Start of Given entries
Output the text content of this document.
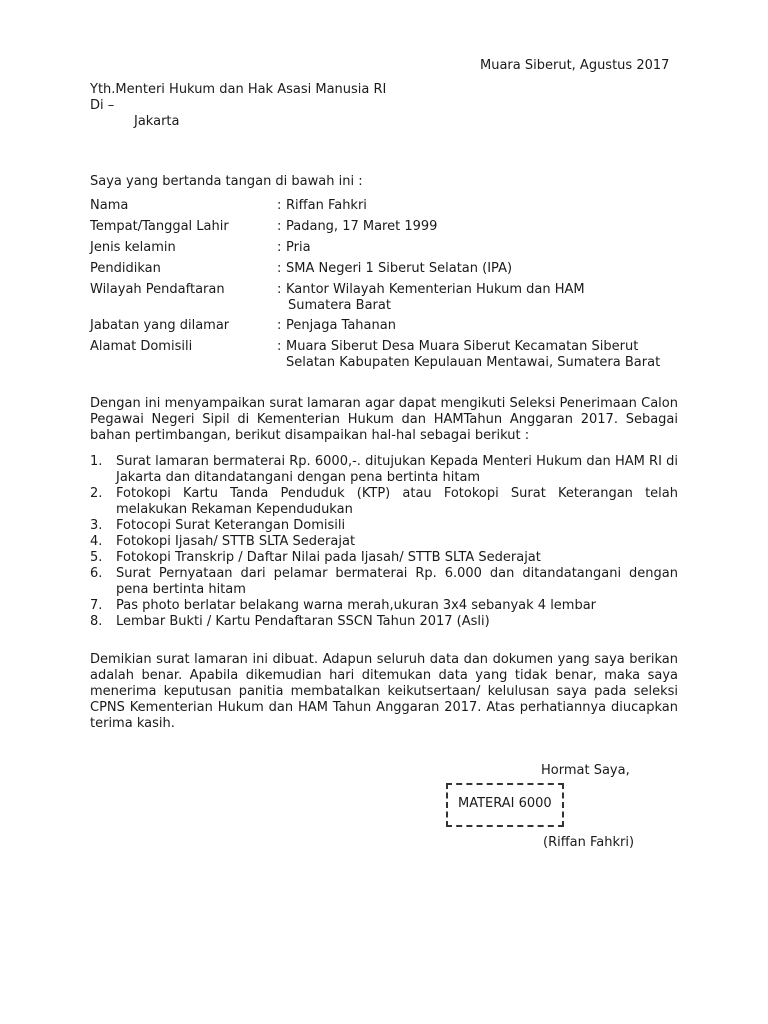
Muara Siberut, Agustus 2017
Yth.Menteri Hukum dan Hak Asasi Manusia RI
Di –
Jakarta
Saya yang bertanda tangan di bawah ini :
Nama	: Riffan Fahkri
Tempat/Tanggal Lahir	: Padang, 17 Maret 1999
Jenis kelamin	: Pria
Pendidikan	: SMA Negeri 1 Siberut Selatan (IPA)
Wilayah Pendaftaran	: Kantor Wilayah Kementerian Hukum dan HAM
Sumatera Barat
Jabatan yang dilamar	: Penjaga Tahanan
Alamat Domisili	: Muara Siberut Desa Muara Siberut Kecamatan Siberut
Selatan Kabupaten Kepulauan Mentawai, Sumatera Barat
Dengan ini menyampaikan surat lamaran agar dapat mengikuti Seleksi Penerimaan Calon Pegawai Negeri Sipil di Kementerian Hukum dan HAMTahun Anggaran 2017. Sebagai bahan pertimbangan, berikut disampaikan hal-hal sebagai berikut :
1. Surat lamaran bermaterai Rp. 6000,-. ditujukan Kepada Menteri Hukum dan HAM RI di Jakarta dan ditandatangani dengan pena bertinta hitam
2. Fotokopi Kartu Tanda Penduduk (KTP) atau Fotokopi Surat Keterangan telah melakukan Rekaman Kependudukan
3. Fotocopi Surat Keterangan Domisili
4. Fotokopi Ijasah/ STTB SLTA Sederajat
5. Fotokopi Transkrip / Daftar Nilai pada Ijasah/ STTB SLTA Sederajat
6. Surat Pernyataan dari pelamar bermaterai Rp. 6.000 dan ditandatangani dengan pena bertinta hitam
7. Pas photo berlatar belakang warna merah,ukuran 3x4 sebanyak 4 lembar
8. Lembar Bukti / Kartu Pendaftaran SSCN Tahun 2017 (Asli)
Demikian surat lamaran ini dibuat. Adapun seluruh data dan dokumen yang saya berikan adalah benar. Apabila dikemudian hari ditemukan data yang tidak benar, maka saya menerima keputusan panitia membatalkan keikutsertaan/ kelulusan saya pada seleksi CPNS Kementerian Hukum dan HAM Tahun Anggaran 2017. Atas perhatiannya diucapkan terima kasih.
Hormat Saya,
MATERAI 6000
(Riffan Fahkri)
End of Given entries
Every record is to be reproduced exactly, with no pictures included.

[Answer to this exercise]
Output the text content of this document.
Muara Siberut, Agustus 2017
Yth.Menteri Hukum dan Hak Asasi Manusia RI
Di –
Jakarta
Saya yang bertanda tangan di bawah ini :
Nama	: Riffan Fahkri
Tempat/Tanggal Lahir	: Padang, 17 Maret 1999
Jenis kelamin	: Pria
Pendidikan	: SMA Negeri 1 Siberut Selatan (IPA)
Wilayah Pendaftaran	: Kantor Wilayah Kementerian Hukum dan HAM
Sumatera Barat
Jabatan yang dilamar	: Penjaga Tahanan
Alamat Domisili	: Muara Siberut Desa Muara Siberut Kecamatan Siberut
Selatan Kabupaten Kepulauan Mentawai, Sumatera Barat
Dengan ini menyampaikan surat lamaran agar dapat mengikuti Seleksi Penerimaan Calon Pegawai Negeri Sipil di Kementerian Hukum dan HAMTahun Anggaran 2017. Sebagai bahan pertimbangan, berikut disampaikan hal-hal sebagai berikut :
1. Surat lamaran bermaterai Rp. 6000,-. ditujukan Kepada Menteri Hukum dan HAM RI di Jakarta dan ditandatangani dengan pena bertinta hitam
2. Fotokopi Kartu Tanda Penduduk (KTP) atau Fotokopi Surat Keterangan telah melakukan Rekaman Kependudukan
3. Fotocopi Surat Keterangan Domisili
4. Fotokopi Ijasah/ STTB SLTA Sederajat
5. Fotokopi Transkrip / Daftar Nilai pada Ijasah/ STTB SLTA Sederajat
6. Surat Pernyataan dari pelamar bermaterai Rp. 6.000 dan ditandatangani dengan pena bertinta hitam
7. Pas photo berlatar belakang warna merah,ukuran 3x4 sebanyak 4 lembar
8. Lembar Bukti / Kartu Pendaftaran SSCN Tahun 2017 (Asli)
Demikian surat lamaran ini dibuat. Adapun seluruh data dan dokumen yang saya berikan adalah benar. Apabila dikemudian hari ditemukan data yang tidak benar, maka saya menerima keputusan panitia membatalkan keikutsertaan/ kelulusan saya pada seleksi CPNS Kementerian Hukum dan HAM Tahun Anggaran 2017. Atas perhatiannya diucapkan terima kasih.
Hormat Saya,
MATERAI 6000
(Riffan Fahkri)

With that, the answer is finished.